Extracts from a graphics dataset:
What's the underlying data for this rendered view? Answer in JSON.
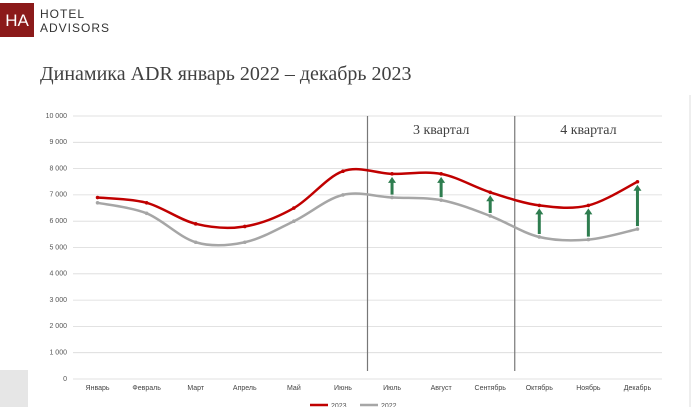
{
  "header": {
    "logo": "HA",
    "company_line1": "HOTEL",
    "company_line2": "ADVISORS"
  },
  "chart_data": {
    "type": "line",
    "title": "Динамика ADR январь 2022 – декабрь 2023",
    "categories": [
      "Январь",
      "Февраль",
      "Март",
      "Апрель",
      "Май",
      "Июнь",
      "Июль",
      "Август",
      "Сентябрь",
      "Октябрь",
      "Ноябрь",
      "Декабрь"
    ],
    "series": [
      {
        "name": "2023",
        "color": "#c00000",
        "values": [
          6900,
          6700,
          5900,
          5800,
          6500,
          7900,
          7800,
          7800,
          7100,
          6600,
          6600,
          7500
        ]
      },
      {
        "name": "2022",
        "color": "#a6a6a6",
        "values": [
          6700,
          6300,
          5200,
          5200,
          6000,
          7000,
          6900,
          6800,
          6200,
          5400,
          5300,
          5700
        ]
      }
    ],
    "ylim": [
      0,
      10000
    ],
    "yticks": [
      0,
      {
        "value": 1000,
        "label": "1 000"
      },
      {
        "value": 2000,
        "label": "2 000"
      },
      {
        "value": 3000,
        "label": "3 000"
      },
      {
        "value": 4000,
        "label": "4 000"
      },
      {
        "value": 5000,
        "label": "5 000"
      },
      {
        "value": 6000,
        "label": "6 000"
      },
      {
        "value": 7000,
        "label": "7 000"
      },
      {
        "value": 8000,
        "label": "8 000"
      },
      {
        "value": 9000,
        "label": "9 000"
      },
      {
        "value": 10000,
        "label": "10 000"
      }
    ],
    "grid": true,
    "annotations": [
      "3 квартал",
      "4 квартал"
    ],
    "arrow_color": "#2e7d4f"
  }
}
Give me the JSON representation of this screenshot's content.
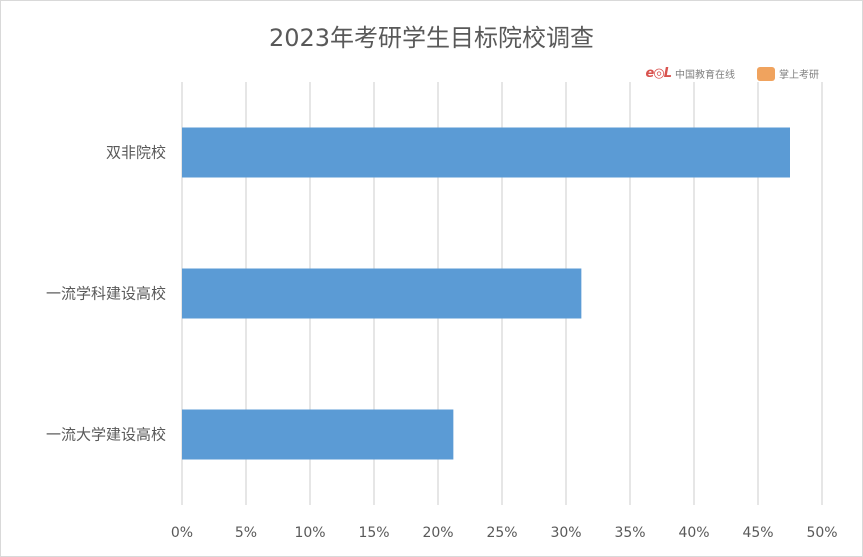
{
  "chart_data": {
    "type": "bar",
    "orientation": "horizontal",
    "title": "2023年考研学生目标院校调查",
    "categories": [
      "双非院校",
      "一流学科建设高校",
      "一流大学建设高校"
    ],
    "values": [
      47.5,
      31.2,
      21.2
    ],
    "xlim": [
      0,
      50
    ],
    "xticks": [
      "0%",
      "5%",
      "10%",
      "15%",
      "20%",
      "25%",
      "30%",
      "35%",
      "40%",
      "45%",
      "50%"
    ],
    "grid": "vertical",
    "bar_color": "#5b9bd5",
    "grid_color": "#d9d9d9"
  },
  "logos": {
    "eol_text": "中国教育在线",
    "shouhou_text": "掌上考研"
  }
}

Task to carry out:
Scan the records above for the string "title", then report every line that contains it.

Full response:
    "title": "Динамика ADR январь 2022 – декабрь 2023",
    "title": "2023年考研学生目标院校调查",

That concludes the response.